Return the whole listing, keeping every character the same.

## START

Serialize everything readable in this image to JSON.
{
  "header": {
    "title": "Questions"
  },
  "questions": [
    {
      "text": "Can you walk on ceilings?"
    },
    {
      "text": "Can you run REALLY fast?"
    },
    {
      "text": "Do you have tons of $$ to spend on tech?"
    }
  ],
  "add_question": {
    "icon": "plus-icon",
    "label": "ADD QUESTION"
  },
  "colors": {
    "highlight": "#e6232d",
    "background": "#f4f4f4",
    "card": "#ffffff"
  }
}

## END

FULL ANSWER:
Serialize everything readable in this image to JSON.
{
  "header": {
    "title": "Questions"
  },
  "questions": [
    {
      "text": "Can you walk on ceilings?"
    },
    {
      "text": "Can you run REALLY fast?"
    },
    {
      "text": "Do you have tons of $$ to spend on tech?"
    }
  ],
  "add_question": {
    "icon": "plus-icon",
    "label": "ADD QUESTION"
  },
  "colors": {
    "highlight": "#e6232d",
    "background": "#f4f4f4",
    "card": "#ffffff"
  }
}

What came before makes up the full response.